Prompt — All of the listing below must be repeated word for word. Pictures are the only thing to omit.

Stored data —
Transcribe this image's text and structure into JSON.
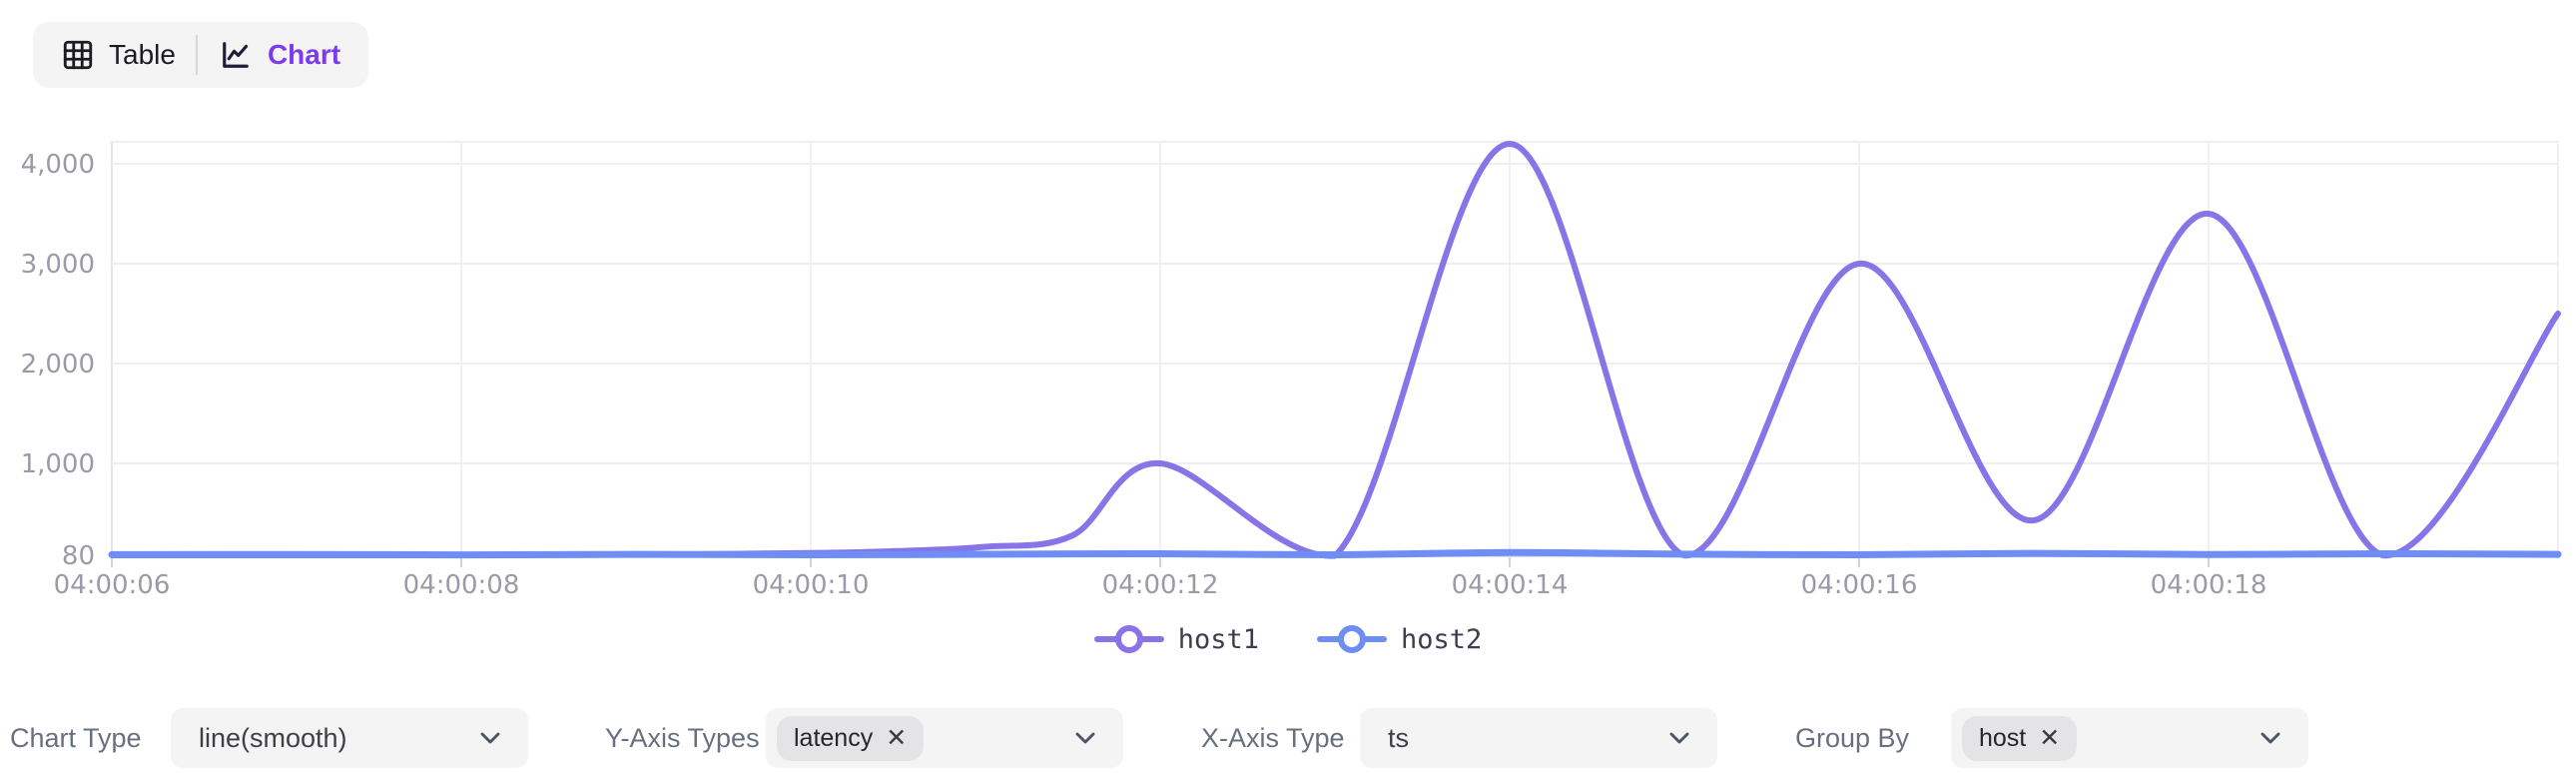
{
  "toggle": {
    "table_label": "Table",
    "chart_label": "Chart",
    "active": "Chart",
    "active_color": "#7c3aed"
  },
  "icons": {
    "remove": "✕"
  },
  "chart_data": {
    "type": "line",
    "smooth": true,
    "title": "",
    "xlabel": "",
    "ylabel": "",
    "x_ticks": [
      "04:00:06",
      "04:00:08",
      "04:00:10",
      "04:00:12",
      "04:00:14",
      "04:00:16",
      "04:00:18"
    ],
    "x_tick_seconds": [
      6,
      8,
      10,
      12,
      14,
      16,
      18
    ],
    "y_ticks": [
      {
        "v": 80,
        "label": "80"
      },
      {
        "v": 1000,
        "label": "1,000"
      },
      {
        "v": 2000,
        "label": "2,000"
      },
      {
        "v": 3000,
        "label": "3,000"
      },
      {
        "v": 4000,
        "label": "4,000"
      }
    ],
    "ylim": [
      80,
      4220
    ],
    "xlim_seconds": [
      6,
      20
    ],
    "grid": true,
    "legend_position": "bottom",
    "series": [
      {
        "name": "host1",
        "color": "#8873e8",
        "x": [
          6,
          7,
          8,
          9,
          10,
          10.5,
          11,
          11.5,
          12,
          13,
          14,
          15,
          16,
          17,
          18,
          19,
          20
        ],
        "values": [
          80,
          80,
          81,
          86,
          102,
          122,
          165,
          280,
          1000,
          75,
          4200,
          78,
          3000,
          430,
          3500,
          78,
          2500
        ]
      },
      {
        "name": "host2",
        "color": "#6e8ef5",
        "x": [
          6,
          7,
          8,
          9,
          10,
          11,
          12,
          13,
          14,
          15,
          16,
          17,
          18,
          19,
          20
        ],
        "values": [
          86,
          88,
          84,
          89,
          85,
          90,
          95,
          85,
          108,
          91,
          85,
          99,
          87,
          95,
          89
        ]
      }
    ]
  },
  "legend": [
    {
      "name": "host1",
      "color": "#8873e8"
    },
    {
      "name": "host2",
      "color": "#6e8ef5"
    }
  ],
  "controls": [
    {
      "label": "Chart Type",
      "value": "line(smooth)",
      "tags": []
    },
    {
      "label": "Y-Axis Types",
      "value": "",
      "tags": [
        "latency"
      ]
    },
    {
      "label": "X-Axis Type",
      "value": "ts",
      "tags": []
    },
    {
      "label": "Group By",
      "value": "",
      "tags": [
        "host"
      ]
    }
  ]
}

The response —
Transcribe this image's text and structure into JSON.
{
  "toggle": {
    "table_label": "Table",
    "chart_label": "Chart",
    "active": "Chart",
    "active_color": "#7c3aed"
  },
  "icons": {
    "remove": "✕"
  },
  "chart_data": {
    "type": "line",
    "smooth": true,
    "title": "",
    "xlabel": "",
    "ylabel": "",
    "x_ticks": [
      "04:00:06",
      "04:00:08",
      "04:00:10",
      "04:00:12",
      "04:00:14",
      "04:00:16",
      "04:00:18"
    ],
    "x_tick_seconds": [
      6,
      8,
      10,
      12,
      14,
      16,
      18
    ],
    "y_ticks": [
      {
        "v": 80,
        "label": "80"
      },
      {
        "v": 1000,
        "label": "1,000"
      },
      {
        "v": 2000,
        "label": "2,000"
      },
      {
        "v": 3000,
        "label": "3,000"
      },
      {
        "v": 4000,
        "label": "4,000"
      }
    ],
    "ylim": [
      80,
      4220
    ],
    "xlim_seconds": [
      6,
      20
    ],
    "grid": true,
    "legend_position": "bottom",
    "series": [
      {
        "name": "host1",
        "color": "#8873e8",
        "x": [
          6,
          7,
          8,
          9,
          10,
          10.5,
          11,
          11.5,
          12,
          13,
          14,
          15,
          16,
          17,
          18,
          19,
          20
        ],
        "values": [
          80,
          80,
          81,
          86,
          102,
          122,
          165,
          280,
          1000,
          75,
          4200,
          78,
          3000,
          430,
          3500,
          78,
          2500
        ]
      },
      {
        "name": "host2",
        "color": "#6e8ef5",
        "x": [
          6,
          7,
          8,
          9,
          10,
          11,
          12,
          13,
          14,
          15,
          16,
          17,
          18,
          19,
          20
        ],
        "values": [
          86,
          88,
          84,
          89,
          85,
          90,
          95,
          85,
          108,
          91,
          85,
          99,
          87,
          95,
          89
        ]
      }
    ]
  },
  "legend": [
    {
      "name": "host1",
      "color": "#8873e8"
    },
    {
      "name": "host2",
      "color": "#6e8ef5"
    }
  ],
  "controls": [
    {
      "label": "Chart Type",
      "value": "line(smooth)",
      "tags": []
    },
    {
      "label": "Y-Axis Types",
      "value": "",
      "tags": [
        "latency"
      ]
    },
    {
      "label": "X-Axis Type",
      "value": "ts",
      "tags": []
    },
    {
      "label": "Group By",
      "value": "",
      "tags": [
        "host"
      ]
    }
  ]
}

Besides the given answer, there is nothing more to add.